-- Begin --

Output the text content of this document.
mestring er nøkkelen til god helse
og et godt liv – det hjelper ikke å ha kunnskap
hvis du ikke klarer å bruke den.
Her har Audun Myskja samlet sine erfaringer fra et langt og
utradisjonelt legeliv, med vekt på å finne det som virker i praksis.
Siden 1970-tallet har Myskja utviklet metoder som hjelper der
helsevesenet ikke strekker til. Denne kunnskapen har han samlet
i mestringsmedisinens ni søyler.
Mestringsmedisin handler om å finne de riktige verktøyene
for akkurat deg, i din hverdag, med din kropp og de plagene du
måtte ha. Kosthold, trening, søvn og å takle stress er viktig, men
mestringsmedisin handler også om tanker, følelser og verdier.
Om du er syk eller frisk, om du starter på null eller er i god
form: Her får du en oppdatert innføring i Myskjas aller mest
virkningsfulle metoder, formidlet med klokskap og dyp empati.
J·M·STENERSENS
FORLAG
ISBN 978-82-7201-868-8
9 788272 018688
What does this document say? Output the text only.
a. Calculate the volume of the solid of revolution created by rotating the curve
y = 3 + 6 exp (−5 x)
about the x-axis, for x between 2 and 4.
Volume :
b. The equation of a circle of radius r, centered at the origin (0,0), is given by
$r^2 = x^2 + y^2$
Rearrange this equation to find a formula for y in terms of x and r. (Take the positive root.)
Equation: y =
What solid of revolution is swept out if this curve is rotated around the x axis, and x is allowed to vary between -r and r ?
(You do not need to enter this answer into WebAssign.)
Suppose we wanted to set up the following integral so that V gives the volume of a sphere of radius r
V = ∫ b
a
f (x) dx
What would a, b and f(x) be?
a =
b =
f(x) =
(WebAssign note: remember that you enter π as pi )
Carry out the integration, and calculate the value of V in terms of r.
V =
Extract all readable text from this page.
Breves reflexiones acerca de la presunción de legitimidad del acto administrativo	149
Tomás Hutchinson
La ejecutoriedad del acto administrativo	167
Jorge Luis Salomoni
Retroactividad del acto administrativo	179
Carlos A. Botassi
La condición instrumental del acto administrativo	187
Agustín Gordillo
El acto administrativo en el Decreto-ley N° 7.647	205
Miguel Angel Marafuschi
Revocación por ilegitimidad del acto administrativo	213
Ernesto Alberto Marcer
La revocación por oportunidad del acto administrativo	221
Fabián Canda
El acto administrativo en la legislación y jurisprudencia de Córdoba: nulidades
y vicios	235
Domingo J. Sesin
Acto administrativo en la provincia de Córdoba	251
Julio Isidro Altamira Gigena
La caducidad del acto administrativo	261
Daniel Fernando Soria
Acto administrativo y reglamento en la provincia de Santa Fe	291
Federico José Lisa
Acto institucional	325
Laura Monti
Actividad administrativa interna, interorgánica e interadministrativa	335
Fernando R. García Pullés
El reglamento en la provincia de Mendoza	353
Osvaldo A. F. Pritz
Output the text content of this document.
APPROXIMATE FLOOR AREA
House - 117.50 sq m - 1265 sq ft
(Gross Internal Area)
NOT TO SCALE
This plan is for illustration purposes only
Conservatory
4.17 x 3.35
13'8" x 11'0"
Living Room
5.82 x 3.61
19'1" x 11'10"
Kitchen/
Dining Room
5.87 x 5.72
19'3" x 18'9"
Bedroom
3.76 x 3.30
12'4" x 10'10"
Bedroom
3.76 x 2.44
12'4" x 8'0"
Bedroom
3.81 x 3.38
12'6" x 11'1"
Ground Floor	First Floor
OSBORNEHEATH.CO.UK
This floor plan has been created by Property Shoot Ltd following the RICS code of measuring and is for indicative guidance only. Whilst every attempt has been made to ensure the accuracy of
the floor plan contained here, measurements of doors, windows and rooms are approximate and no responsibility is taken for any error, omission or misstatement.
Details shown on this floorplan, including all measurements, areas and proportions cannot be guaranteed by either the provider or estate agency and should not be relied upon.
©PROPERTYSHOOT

-- End --

Every line above should be retyped exactly as given.

CORRECT ANSWER =>
Output the text content of this document.
mestring er nøkkelen til god helse
og et godt liv – det hjelper ikke å ha kunnskap
hvis du ikke klarer å bruke den.
Her har Audun Myskja samlet sine erfaringer fra et langt og
utradisjonelt legeliv, med vekt på å finne det som virker i praksis.
Siden 1970-tallet har Myskja utviklet metoder som hjelper der
helsevesenet ikke strekker til. Denne kunnskapen har han samlet
i mestringsmedisinens ni søyler.
Mestringsmedisin handler om å finne de riktige verktøyene
for akkurat deg, i din hverdag, med din kropp og de plagene du
måtte ha. Kosthold, trening, søvn og å takle stress er viktig, men
mestringsmedisin handler også om tanker, følelser og verdier.
Om du er syk eller frisk, om du starter på null eller er i god
form: Her får du en oppdatert innføring i Myskjas aller mest
virkningsfulle metoder, formidlet med klokskap og dyp empati.
J·M·STENERSENS
FORLAG
ISBN 978-82-7201-868-8
9 788272 018688
What does this document say? Output the text only.
a. Calculate the volume of the solid of revolution created by rotating the curve
y = 3 + 6 exp (−5 x)
about the x-axis, for x between 2 and 4.
Volume :
b. The equation of a circle of radius r, centered at the origin (0,0), is given by
$r^2 = x^2 + y^2$
Rearrange this equation to find a formula for y in terms of x and r. (Take the positive root.)
Equation: y =
What solid of revolution is swept out if this curve is rotated around the x axis, and x is allowed to vary between -r and r ?
(You do not need to enter this answer into WebAssign.)
Suppose we wanted to set up the following integral so that V gives the volume of a sphere of radius r
V = ∫ b
a
f (x) dx
What would a, b and f(x) be?
a =
b =
f(x) =
(WebAssign note: remember that you enter π as pi )
Carry out the integration, and calculate the value of V in terms of r.
V =
Extract all readable text from this page.
Breves reflexiones acerca de la presunción de legitimidad del acto administrativo	149
Tomás Hutchinson
La ejecutoriedad del acto administrativo	167
Jorge Luis Salomoni
Retroactividad del acto administrativo	179
Carlos A. Botassi
La condición instrumental del acto administrativo	187
Agustín Gordillo
El acto administrativo en el Decreto-ley N° 7.647	205
Miguel Angel Marafuschi
Revocación por ilegitimidad del acto administrativo	213
Ernesto Alberto Marcer
La revocación por oportunidad del acto administrativo	221
Fabián Canda
El acto administrativo en la legislación y jurisprudencia de Córdoba: nulidades
y vicios	235
Domingo J. Sesin
Acto administrativo en la provincia de Córdoba	251
Julio Isidro Altamira Gigena
La caducidad del acto administrativo	261
Daniel Fernando Soria
Acto administrativo y reglamento en la provincia de Santa Fe	291
Federico José Lisa
Acto institucional	325
Laura Monti
Actividad administrativa interna, interorgánica e interadministrativa	335
Fernando R. García Pullés
El reglamento en la provincia de Mendoza	353
Osvaldo A. F. Pritz
Output the text content of this document.
APPROXIMATE FLOOR AREA
House - 117.50 sq m - 1265 sq ft
(Gross Internal Area)
NOT TO SCALE
This plan is for illustration purposes only
Conservatory
4.17 x 3.35
13'8" x 11'0"
Living Room
5.82 x 3.61
19'1" x 11'10"
Kitchen/
Dining Room
5.87 x 5.72
19'3" x 18'9"
Bedroom
3.76 x 3.30
12'4" x 10'10"
Bedroom
3.76 x 2.44
12'4" x 8'0"
Bedroom
3.81 x 3.38
12'6" x 11'1"
Ground Floor	First Floor
OSBORNEHEATH.CO.UK
This floor plan has been created by Property Shoot Ltd following the RICS code of measuring and is for indicative guidance only. Whilst every attempt has been made to ensure the accuracy of
the floor plan contained here, measurements of doors, windows and rooms are approximate and no responsibility is taken for any error, omission or misstatement.
Details shown on this floorplan, including all measurements, areas and proportions cannot be guaranteed by either the provider or estate agency and should not be relied upon.
©PROPERTYSHOOT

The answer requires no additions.